--- RECORDED INFORMATION ---
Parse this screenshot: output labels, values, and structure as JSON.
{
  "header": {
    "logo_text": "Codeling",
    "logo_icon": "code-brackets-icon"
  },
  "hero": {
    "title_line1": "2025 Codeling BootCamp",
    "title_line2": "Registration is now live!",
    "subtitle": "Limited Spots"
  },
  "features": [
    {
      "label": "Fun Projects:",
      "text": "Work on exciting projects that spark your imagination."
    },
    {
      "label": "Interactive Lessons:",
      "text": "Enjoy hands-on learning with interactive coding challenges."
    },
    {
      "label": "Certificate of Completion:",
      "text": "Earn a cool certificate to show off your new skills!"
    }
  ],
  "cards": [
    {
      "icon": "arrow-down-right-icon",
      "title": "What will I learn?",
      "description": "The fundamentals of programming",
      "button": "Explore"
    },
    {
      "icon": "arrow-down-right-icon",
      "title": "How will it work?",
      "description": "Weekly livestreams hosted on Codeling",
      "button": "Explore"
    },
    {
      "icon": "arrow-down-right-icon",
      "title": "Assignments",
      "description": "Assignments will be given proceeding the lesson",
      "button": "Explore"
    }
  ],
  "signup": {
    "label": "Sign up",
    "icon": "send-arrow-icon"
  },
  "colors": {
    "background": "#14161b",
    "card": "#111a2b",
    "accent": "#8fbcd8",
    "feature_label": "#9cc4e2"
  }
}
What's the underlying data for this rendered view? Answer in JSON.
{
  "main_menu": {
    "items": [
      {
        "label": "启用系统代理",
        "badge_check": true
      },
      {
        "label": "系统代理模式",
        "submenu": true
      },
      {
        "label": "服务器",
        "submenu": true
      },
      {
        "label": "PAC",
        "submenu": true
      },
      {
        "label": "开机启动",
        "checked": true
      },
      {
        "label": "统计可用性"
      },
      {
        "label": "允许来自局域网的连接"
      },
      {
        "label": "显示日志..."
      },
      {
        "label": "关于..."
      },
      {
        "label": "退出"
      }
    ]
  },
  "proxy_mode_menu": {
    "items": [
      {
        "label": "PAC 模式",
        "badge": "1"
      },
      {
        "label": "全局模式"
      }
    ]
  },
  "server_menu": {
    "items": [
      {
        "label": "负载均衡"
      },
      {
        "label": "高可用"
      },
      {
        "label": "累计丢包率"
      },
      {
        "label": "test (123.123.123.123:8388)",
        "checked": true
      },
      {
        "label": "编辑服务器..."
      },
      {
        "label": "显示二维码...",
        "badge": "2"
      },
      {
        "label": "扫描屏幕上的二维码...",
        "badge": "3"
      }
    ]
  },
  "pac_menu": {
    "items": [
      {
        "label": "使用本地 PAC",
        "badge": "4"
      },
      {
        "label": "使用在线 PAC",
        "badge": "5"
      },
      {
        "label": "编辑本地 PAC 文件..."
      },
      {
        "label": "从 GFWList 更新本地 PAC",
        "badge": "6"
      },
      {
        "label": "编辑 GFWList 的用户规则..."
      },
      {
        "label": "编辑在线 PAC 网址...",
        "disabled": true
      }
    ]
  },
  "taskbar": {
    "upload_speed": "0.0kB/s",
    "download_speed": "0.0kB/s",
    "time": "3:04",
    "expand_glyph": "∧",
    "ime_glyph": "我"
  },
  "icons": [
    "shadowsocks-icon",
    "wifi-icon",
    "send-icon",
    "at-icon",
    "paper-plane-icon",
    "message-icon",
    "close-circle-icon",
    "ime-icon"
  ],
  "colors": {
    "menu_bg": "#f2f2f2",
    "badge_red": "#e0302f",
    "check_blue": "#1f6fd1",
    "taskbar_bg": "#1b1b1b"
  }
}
---
WHAT TO DO:
Repeat the entries above exactly, leaving nothing out.

EXERCISE RESPONSE:
Parse this screenshot: output labels, values, and structure as JSON.
{
  "header": {
    "logo_text": "Codeling",
    "logo_icon": "code-brackets-icon"
  },
  "hero": {
    "title_line1": "2025 Codeling BootCamp",
    "title_line2": "Registration is now live!",
    "subtitle": "Limited Spots"
  },
  "features": [
    {
      "label": "Fun Projects:",
      "text": "Work on exciting projects that spark your imagination."
    },
    {
      "label": "Interactive Lessons:",
      "text": "Enjoy hands-on learning with interactive coding challenges."
    },
    {
      "label": "Certificate of Completion:",
      "text": "Earn a cool certificate to show off your new skills!"
    }
  ],
  "cards": [
    {
      "icon": "arrow-down-right-icon",
      "title": "What will I learn?",
      "description": "The fundamentals of programming",
      "button": "Explore"
    },
    {
      "icon": "arrow-down-right-icon",
      "title": "How will it work?",
      "description": "Weekly livestreams hosted on Codeling",
      "button": "Explore"
    },
    {
      "icon": "arrow-down-right-icon",
      "title": "Assignments",
      "description": "Assignments will be given proceeding the lesson",
      "button": "Explore"
    }
  ],
  "signup": {
    "label": "Sign up",
    "icon": "send-arrow-icon"
  },
  "colors": {
    "background": "#14161b",
    "card": "#111a2b",
    "accent": "#8fbcd8",
    "feature_label": "#9cc4e2"
  }
}
What's the underlying data for this rendered view? Answer in JSON.
{
  "main_menu": {
    "items": [
      {
        "label": "启用系统代理",
        "badge_check": true
      },
      {
        "label": "系统代理模式",
        "submenu": true
      },
      {
        "label": "服务器",
        "submenu": true
      },
      {
        "label": "PAC",
        "submenu": true
      },
      {
        "label": "开机启动",
        "checked": true
      },
      {
        "label": "统计可用性"
      },
      {
        "label": "允许来自局域网的连接"
      },
      {
        "label": "显示日志..."
      },
      {
        "label": "关于..."
      },
      {
        "label": "退出"
      }
    ]
  },
  "proxy_mode_menu": {
    "items": [
      {
        "label": "PAC 模式",
        "badge": "1"
      },
      {
        "label": "全局模式"
      }
    ]
  },
  "server_menu": {
    "items": [
      {
        "label": "负载均衡"
      },
      {
        "label": "高可用"
      },
      {
        "label": "累计丢包率"
      },
      {
        "label": "test (123.123.123.123:8388)",
        "checked": true
      },
      {
        "label": "编辑服务器..."
      },
      {
        "label": "显示二维码...",
        "badge": "2"
      },
      {
        "label": "扫描屏幕上的二维码...",
        "badge": "3"
      }
    ]
  },
  "pac_menu": {
    "items": [
      {
        "label": "使用本地 PAC",
        "badge": "4"
      },
      {
        "label": "使用在线 PAC",
        "badge": "5"
      },
      {
        "label": "编辑本地 PAC 文件..."
      },
      {
        "label": "从 GFWList 更新本地 PAC",
        "badge": "6"
      },
      {
        "label": "编辑 GFWList 的用户规则..."
      },
      {
        "label": "编辑在线 PAC 网址...",
        "disabled": true
      }
    ]
  },
  "taskbar": {
    "upload_speed": "0.0kB/s",
    "download_speed": "0.0kB/s",
    "time": "3:04",
    "expand_glyph": "∧",
    "ime_glyph": "我"
  },
  "icons": [
    "shadowsocks-icon",
    "wifi-icon",
    "send-icon",
    "at-icon",
    "paper-plane-icon",
    "message-icon",
    "close-circle-icon",
    "ime-icon"
  ],
  "colors": {
    "menu_bg": "#f2f2f2",
    "badge_red": "#e0302f",
    "check_blue": "#1f6fd1",
    "taskbar_bg": "#1b1b1b"
  }
}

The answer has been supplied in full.